Quote every line below exactly and skip any picture.

-- Exercise data start --

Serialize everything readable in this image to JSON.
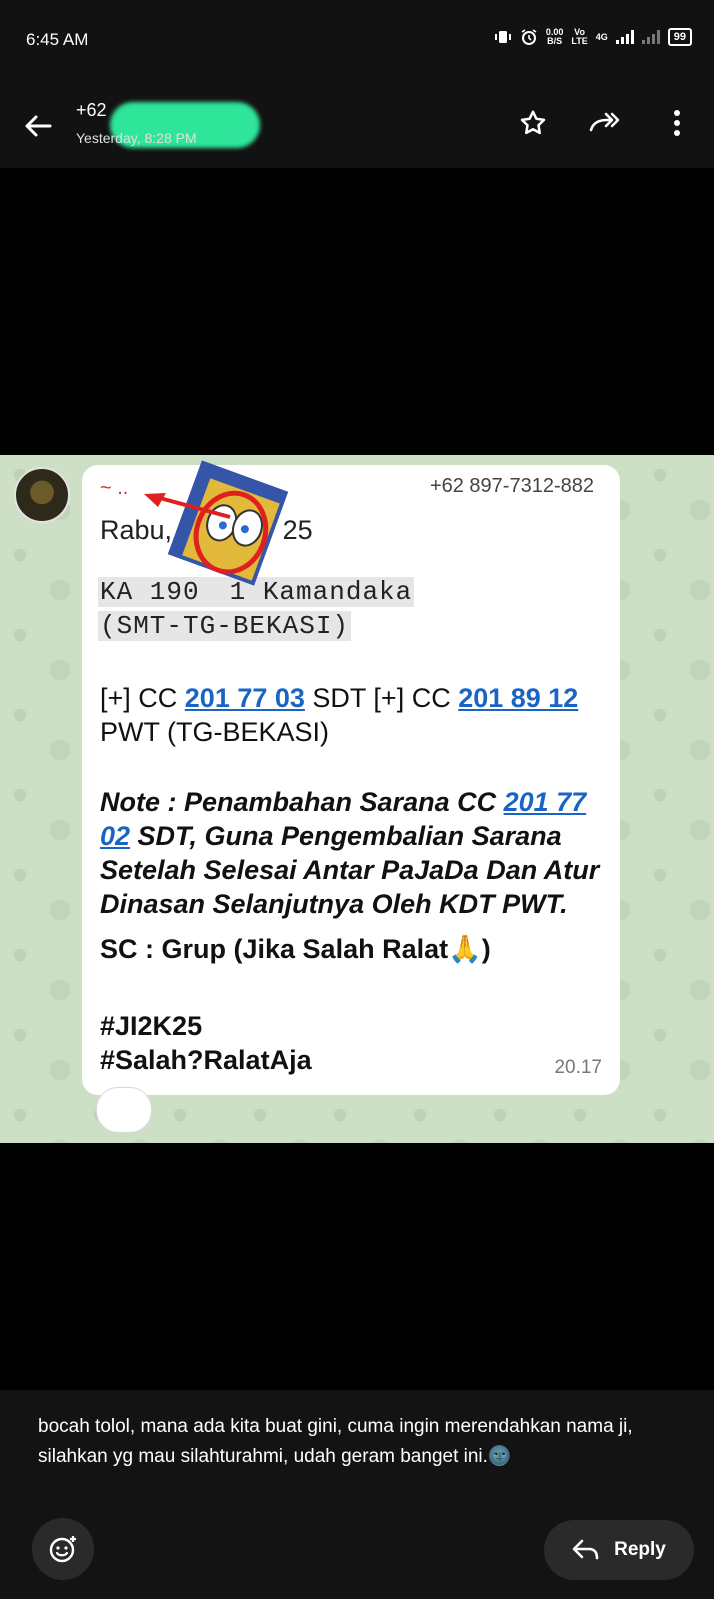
{
  "status_bar": {
    "time": "6:45 AM",
    "speed": "0.00",
    "speed_unit": "B/S",
    "volte_top": "Vo",
    "volte_bottom": "LTE",
    "network": "4G",
    "battery": "99"
  },
  "app_bar": {
    "sender": "+62",
    "subtitle": "Yesterday, 8:28 PM",
    "icons": [
      "back-arrow-icon",
      "star-icon",
      "forward-icon",
      "more-vert-icon"
    ]
  },
  "photo": {
    "message": {
      "tilde": "~ ..",
      "phone": "+62 897-7312-882",
      "date_left": "Rabu, 3",
      "date_right": "25",
      "code_line1_a": "KA 190",
      "code_line1_b": "1  Kamandaka",
      "code_line2": "(SMT-TG-BEKASI)",
      "cc_prefix": "[+] CC ",
      "cc_link1": "201 77 03",
      "cc_mid": " SDT [+] CC ",
      "cc_link2": "201 89 12",
      "pwt_line": "PWT (TG-BEKASI)",
      "note_prefix": "Note : Penambahan Sarana CC ",
      "note_link_a": "201 77",
      "note_link_b": "02",
      "note_line2_rest": " SDT, Guna Pengembalian Sarana",
      "note_line3": "Setelah Selesai Antar PaJaDa Dan Atur",
      "note_line4": "Dinasan Selanjutnya Oleh KDT PWT.",
      "sc_line": "SC : Grup (Jika Salah Ralat",
      "sc_emoji": "🙏",
      "sc_close": ")",
      "hashtag1": "#JI2K25",
      "hashtag2": "#Salah?RalatAja",
      "timestamp": "20.17"
    },
    "reaction": "😂"
  },
  "caption": {
    "text": "bocah tolol, mana ada kita buat gini, cuma ingin merendahkan nama ji, silahkan yg mau silahturahmi, udah geram banget ini.🌚"
  },
  "bottom_bar": {
    "reply_label": "Reply"
  }
}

-- Exercise data end --

Response to this exercise -
Serialize everything readable in this image to JSON.
{
  "status_bar": {
    "time": "6:45 AM",
    "speed": "0.00",
    "speed_unit": "B/S",
    "volte_top": "Vo",
    "volte_bottom": "LTE",
    "network": "4G",
    "battery": "99"
  },
  "app_bar": {
    "sender": "+62",
    "subtitle": "Yesterday, 8:28 PM",
    "icons": [
      "back-arrow-icon",
      "star-icon",
      "forward-icon",
      "more-vert-icon"
    ]
  },
  "photo": {
    "message": {
      "tilde": "~ ..",
      "phone": "+62 897-7312-882",
      "date_left": "Rabu, 3",
      "date_right": "25",
      "code_line1_a": "KA 190",
      "code_line1_b": "1  Kamandaka",
      "code_line2": "(SMT-TG-BEKASI)",
      "cc_prefix": "[+] CC ",
      "cc_link1": "201 77 03",
      "cc_mid": " SDT [+] CC ",
      "cc_link2": "201 89 12",
      "pwt_line": "PWT (TG-BEKASI)",
      "note_prefix": "Note : Penambahan Sarana CC ",
      "note_link_a": "201 77",
      "note_link_b": "02",
      "note_line2_rest": " SDT, Guna Pengembalian Sarana",
      "note_line3": "Setelah Selesai Antar PaJaDa Dan Atur",
      "note_line4": "Dinasan Selanjutnya Oleh KDT PWT.",
      "sc_line": "SC : Grup (Jika Salah Ralat",
      "sc_emoji": "🙏",
      "sc_close": ")",
      "hashtag1": "#JI2K25",
      "hashtag2": "#Salah?RalatAja",
      "timestamp": "20.17"
    },
    "reaction": "😂"
  },
  "caption": {
    "text": "bocah tolol, mana ada kita buat gini, cuma ingin merendahkan nama ji, silahkan yg mau silahturahmi, udah geram banget ini.🌚"
  },
  "bottom_bar": {
    "reply_label": "Reply"
  }
}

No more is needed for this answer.